What you are asked to do: Provide a verbatim copy of the data below.
(Material shown begins)
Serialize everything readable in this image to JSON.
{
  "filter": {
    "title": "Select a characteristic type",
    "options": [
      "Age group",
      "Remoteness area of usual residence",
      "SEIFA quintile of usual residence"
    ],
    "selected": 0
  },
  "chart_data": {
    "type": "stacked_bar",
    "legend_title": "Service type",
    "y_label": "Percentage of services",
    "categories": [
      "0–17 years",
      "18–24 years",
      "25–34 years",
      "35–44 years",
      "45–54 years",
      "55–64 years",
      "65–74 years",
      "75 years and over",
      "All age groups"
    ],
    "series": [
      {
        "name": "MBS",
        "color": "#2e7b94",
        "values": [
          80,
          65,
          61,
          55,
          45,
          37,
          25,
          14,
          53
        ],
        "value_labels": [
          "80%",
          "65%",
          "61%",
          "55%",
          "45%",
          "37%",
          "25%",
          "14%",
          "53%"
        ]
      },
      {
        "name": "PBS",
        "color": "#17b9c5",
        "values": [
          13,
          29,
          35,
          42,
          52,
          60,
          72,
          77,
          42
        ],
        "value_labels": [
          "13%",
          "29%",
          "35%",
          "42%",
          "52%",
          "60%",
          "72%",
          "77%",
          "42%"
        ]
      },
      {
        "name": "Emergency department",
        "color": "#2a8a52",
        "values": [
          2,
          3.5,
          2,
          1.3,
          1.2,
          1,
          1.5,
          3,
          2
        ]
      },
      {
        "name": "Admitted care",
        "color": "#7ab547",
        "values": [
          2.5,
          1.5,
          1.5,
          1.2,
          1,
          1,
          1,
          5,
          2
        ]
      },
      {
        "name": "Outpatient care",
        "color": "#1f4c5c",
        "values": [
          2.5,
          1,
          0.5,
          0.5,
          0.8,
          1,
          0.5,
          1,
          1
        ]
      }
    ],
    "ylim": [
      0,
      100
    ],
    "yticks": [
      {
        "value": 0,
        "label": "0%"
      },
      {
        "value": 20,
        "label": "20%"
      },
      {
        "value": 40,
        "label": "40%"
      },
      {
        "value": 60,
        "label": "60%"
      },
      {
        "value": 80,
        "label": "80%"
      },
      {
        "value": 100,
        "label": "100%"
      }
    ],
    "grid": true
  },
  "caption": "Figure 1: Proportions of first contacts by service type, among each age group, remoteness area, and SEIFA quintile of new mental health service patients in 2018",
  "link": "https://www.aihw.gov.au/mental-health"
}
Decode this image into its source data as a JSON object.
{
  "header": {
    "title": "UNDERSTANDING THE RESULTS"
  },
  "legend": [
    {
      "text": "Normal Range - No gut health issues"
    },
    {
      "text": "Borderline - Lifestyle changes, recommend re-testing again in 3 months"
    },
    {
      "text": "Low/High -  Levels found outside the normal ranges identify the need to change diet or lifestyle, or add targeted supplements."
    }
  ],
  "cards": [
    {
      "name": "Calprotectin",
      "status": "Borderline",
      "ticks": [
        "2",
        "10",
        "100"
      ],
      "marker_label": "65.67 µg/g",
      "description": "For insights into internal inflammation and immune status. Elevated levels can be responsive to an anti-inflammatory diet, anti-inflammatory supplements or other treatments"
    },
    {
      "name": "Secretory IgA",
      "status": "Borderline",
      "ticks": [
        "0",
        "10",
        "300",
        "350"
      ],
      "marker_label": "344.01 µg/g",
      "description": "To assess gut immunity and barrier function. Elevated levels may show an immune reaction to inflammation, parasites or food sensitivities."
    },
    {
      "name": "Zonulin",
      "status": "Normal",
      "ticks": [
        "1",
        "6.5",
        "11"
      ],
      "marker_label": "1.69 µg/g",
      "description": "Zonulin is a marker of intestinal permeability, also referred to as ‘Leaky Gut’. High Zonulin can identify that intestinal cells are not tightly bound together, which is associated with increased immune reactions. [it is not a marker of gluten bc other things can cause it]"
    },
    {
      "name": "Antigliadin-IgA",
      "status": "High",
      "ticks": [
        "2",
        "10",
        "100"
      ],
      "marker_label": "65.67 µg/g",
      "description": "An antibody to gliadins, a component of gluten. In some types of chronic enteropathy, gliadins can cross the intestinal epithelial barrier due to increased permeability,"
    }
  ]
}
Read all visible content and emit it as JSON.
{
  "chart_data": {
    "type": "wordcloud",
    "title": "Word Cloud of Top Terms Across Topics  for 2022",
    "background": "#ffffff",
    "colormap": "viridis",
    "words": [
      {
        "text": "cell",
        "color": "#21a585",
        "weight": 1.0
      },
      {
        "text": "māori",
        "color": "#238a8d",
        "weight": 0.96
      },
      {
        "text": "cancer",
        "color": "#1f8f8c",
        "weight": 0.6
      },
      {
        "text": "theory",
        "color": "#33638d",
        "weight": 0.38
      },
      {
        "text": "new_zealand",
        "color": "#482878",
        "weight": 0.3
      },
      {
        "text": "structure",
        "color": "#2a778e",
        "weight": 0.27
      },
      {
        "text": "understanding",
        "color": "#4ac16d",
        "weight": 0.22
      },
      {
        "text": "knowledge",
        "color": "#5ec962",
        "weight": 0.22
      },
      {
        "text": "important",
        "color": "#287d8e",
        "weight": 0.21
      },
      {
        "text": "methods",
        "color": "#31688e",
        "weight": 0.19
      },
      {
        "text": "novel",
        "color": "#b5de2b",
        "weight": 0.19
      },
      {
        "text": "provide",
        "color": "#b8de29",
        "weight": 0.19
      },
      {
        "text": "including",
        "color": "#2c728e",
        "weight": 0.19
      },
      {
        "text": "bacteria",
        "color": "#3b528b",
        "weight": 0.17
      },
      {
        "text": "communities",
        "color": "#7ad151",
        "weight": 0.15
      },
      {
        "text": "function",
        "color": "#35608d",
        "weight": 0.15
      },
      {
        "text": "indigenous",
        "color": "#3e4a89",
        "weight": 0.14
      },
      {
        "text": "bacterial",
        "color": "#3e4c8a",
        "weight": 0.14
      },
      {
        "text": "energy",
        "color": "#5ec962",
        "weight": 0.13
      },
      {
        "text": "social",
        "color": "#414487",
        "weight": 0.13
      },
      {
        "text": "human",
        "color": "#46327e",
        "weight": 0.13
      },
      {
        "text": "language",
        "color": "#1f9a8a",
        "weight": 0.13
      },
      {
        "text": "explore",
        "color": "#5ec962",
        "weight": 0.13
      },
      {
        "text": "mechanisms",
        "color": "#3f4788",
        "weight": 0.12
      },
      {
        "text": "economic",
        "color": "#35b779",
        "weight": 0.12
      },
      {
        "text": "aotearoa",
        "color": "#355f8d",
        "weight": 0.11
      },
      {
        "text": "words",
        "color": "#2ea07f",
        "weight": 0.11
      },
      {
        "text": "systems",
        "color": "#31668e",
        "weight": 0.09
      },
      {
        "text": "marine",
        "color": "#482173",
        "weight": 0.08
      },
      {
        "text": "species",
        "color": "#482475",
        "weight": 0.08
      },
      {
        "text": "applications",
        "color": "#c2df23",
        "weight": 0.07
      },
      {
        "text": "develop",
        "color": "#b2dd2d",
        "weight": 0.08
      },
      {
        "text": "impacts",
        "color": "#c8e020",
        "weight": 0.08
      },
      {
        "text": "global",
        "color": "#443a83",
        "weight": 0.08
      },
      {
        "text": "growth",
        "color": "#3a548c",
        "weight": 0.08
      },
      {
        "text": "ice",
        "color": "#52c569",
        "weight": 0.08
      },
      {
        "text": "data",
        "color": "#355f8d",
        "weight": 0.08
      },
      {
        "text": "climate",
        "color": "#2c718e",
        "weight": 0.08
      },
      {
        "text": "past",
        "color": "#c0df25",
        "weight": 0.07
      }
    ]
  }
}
(Material shown ends)
Output:
Serialize everything readable in this image to JSON.
{
  "filter": {
    "title": "Select a characteristic type",
    "options": [
      "Age group",
      "Remoteness area of usual residence",
      "SEIFA quintile of usual residence"
    ],
    "selected": 0
  },
  "chart_data": {
    "type": "stacked_bar",
    "legend_title": "Service type",
    "y_label": "Percentage of services",
    "categories": [
      "0–17 years",
      "18–24 years",
      "25–34 years",
      "35–44 years",
      "45–54 years",
      "55–64 years",
      "65–74 years",
      "75 years and over",
      "All age groups"
    ],
    "series": [
      {
        "name": "MBS",
        "color": "#2e7b94",
        "values": [
          80,
          65,
          61,
          55,
          45,
          37,
          25,
          14,
          53
        ],
        "value_labels": [
          "80%",
          "65%",
          "61%",
          "55%",
          "45%",
          "37%",
          "25%",
          "14%",
          "53%"
        ]
      },
      {
        "name": "PBS",
        "color": "#17b9c5",
        "values": [
          13,
          29,
          35,
          42,
          52,
          60,
          72,
          77,
          42
        ],
        "value_labels": [
          "13%",
          "29%",
          "35%",
          "42%",
          "52%",
          "60%",
          "72%",
          "77%",
          "42%"
        ]
      },
      {
        "name": "Emergency department",
        "color": "#2a8a52",
        "values": [
          2,
          3.5,
          2,
          1.3,
          1.2,
          1,
          1.5,
          3,
          2
        ]
      },
      {
        "name": "Admitted care",
        "color": "#7ab547",
        "values": [
          2.5,
          1.5,
          1.5,
          1.2,
          1,
          1,
          1,
          5,
          2
        ]
      },
      {
        "name": "Outpatient care",
        "color": "#1f4c5c",
        "values": [
          2.5,
          1,
          0.5,
          0.5,
          0.8,
          1,
          0.5,
          1,
          1
        ]
      }
    ],
    "ylim": [
      0,
      100
    ],
    "yticks": [
      {
        "value": 0,
        "label": "0%"
      },
      {
        "value": 20,
        "label": "20%"
      },
      {
        "value": 40,
        "label": "40%"
      },
      {
        "value": 60,
        "label": "60%"
      },
      {
        "value": 80,
        "label": "80%"
      },
      {
        "value": 100,
        "label": "100%"
      }
    ],
    "grid": true
  },
  "caption": "Figure 1: Proportions of first contacts by service type, among each age group, remoteness area, and SEIFA quintile of new mental health service patients in 2018",
  "link": "https://www.aihw.gov.au/mental-health"
}
Decode this image into its source data as a JSON object.
{
  "header": {
    "title": "UNDERSTANDING THE RESULTS"
  },
  "legend": [
    {
      "text": "Normal Range - No gut health issues"
    },
    {
      "text": "Borderline - Lifestyle changes, recommend re-testing again in 3 months"
    },
    {
      "text": "Low/High -  Levels found outside the normal ranges identify the need to change diet or lifestyle, or add targeted supplements."
    }
  ],
  "cards": [
    {
      "name": "Calprotectin",
      "status": "Borderline",
      "ticks": [
        "2",
        "10",
        "100"
      ],
      "marker_label": "65.67 µg/g",
      "description": "For insights into internal inflammation and immune status. Elevated levels can be responsive to an anti-inflammatory diet, anti-inflammatory supplements or other treatments"
    },
    {
      "name": "Secretory IgA",
      "status": "Borderline",
      "ticks": [
        "0",
        "10",
        "300",
        "350"
      ],
      "marker_label": "344.01 µg/g",
      "description": "To assess gut immunity and barrier function. Elevated levels may show an immune reaction to inflammation, parasites or food sensitivities."
    },
    {
      "name": "Zonulin",
      "status": "Normal",
      "ticks": [
        "1",
        "6.5",
        "11"
      ],
      "marker_label": "1.69 µg/g",
      "description": "Zonulin is a marker of intestinal permeability, also referred to as ‘Leaky Gut’. High Zonulin can identify that intestinal cells are not tightly bound together, which is associated with increased immune reactions. [it is not a marker of gluten bc other things can cause it]"
    },
    {
      "name": "Antigliadin-IgA",
      "status": "High",
      "ticks": [
        "2",
        "10",
        "100"
      ],
      "marker_label": "65.67 µg/g",
      "description": "An antibody to gliadins, a component of gluten. In some types of chronic enteropathy, gliadins can cross the intestinal epithelial barrier due to increased permeability,"
    }
  ]
}
Read all visible content and emit it as JSON.
{
  "chart_data": {
    "type": "wordcloud",
    "title": "Word Cloud of Top Terms Across Topics  for 2022",
    "background": "#ffffff",
    "colormap": "viridis",
    "words": [
      {
        "text": "cell",
        "color": "#21a585",
        "weight": 1.0
      },
      {
        "text": "māori",
        "color": "#238a8d",
        "weight": 0.96
      },
      {
        "text": "cancer",
        "color": "#1f8f8c",
        "weight": 0.6
      },
      {
        "text": "theory",
        "color": "#33638d",
        "weight": 0.38
      },
      {
        "text": "new_zealand",
        "color": "#482878",
        "weight": 0.3
      },
      {
        "text": "structure",
        "color": "#2a778e",
        "weight": 0.27
      },
      {
        "text": "understanding",
        "color": "#4ac16d",
        "weight": 0.22
      },
      {
        "text": "knowledge",
        "color": "#5ec962",
        "weight": 0.22
      },
      {
        "text": "important",
        "color": "#287d8e",
        "weight": 0.21
      },
      {
        "text": "methods",
        "color": "#31688e",
        "weight": 0.19
      },
      {
        "text": "novel",
        "color": "#b5de2b",
        "weight": 0.19
      },
      {
        "text": "provide",
        "color": "#b8de29",
        "weight": 0.19
      },
      {
        "text": "including",
        "color": "#2c728e",
        "weight": 0.19
      },
      {
        "text": "bacteria",
        "color": "#3b528b",
        "weight": 0.17
      },
      {
        "text": "communities",
        "color": "#7ad151",
        "weight": 0.15
      },
      {
        "text": "function",
        "color": "#35608d",
        "weight": 0.15
      },
      {
        "text": "indigenous",
        "color": "#3e4a89",
        "weight": 0.14
      },
      {
        "text": "bacterial",
        "color": "#3e4c8a",
        "weight": 0.14
      },
      {
        "text": "energy",
        "color": "#5ec962",
        "weight": 0.13
      },
      {
        "text": "social",
        "color": "#414487",
        "weight": 0.13
      },
      {
        "text": "human",
        "color": "#46327e",
        "weight": 0.13
      },
      {
        "text": "language",
        "color": "#1f9a8a",
        "weight": 0.13
      },
      {
        "text": "explore",
        "color": "#5ec962",
        "weight": 0.13
      },
      {
        "text": "mechanisms",
        "color": "#3f4788",
        "weight": 0.12
      },
      {
        "text": "economic",
        "color": "#35b779",
        "weight": 0.12
      },
      {
        "text": "aotearoa",
        "color": "#355f8d",
        "weight": 0.11
      },
      {
        "text": "words",
        "color": "#2ea07f",
        "weight": 0.11
      },
      {
        "text": "systems",
        "color": "#31668e",
        "weight": 0.09
      },
      {
        "text": "marine",
        "color": "#482173",
        "weight": 0.08
      },
      {
        "text": "species",
        "color": "#482475",
        "weight": 0.08
      },
      {
        "text": "applications",
        "color": "#c2df23",
        "weight": 0.07
      },
      {
        "text": "develop",
        "color": "#b2dd2d",
        "weight": 0.08
      },
      {
        "text": "impacts",
        "color": "#c8e020",
        "weight": 0.08
      },
      {
        "text": "global",
        "color": "#443a83",
        "weight": 0.08
      },
      {
        "text": "growth",
        "color": "#3a548c",
        "weight": 0.08
      },
      {
        "text": "ice",
        "color": "#52c569",
        "weight": 0.08
      },
      {
        "text": "data",
        "color": "#355f8d",
        "weight": 0.08
      },
      {
        "text": "climate",
        "color": "#2c718e",
        "weight": 0.08
      },
      {
        "text": "past",
        "color": "#c0df25",
        "weight": 0.07
      }
    ]
  }
}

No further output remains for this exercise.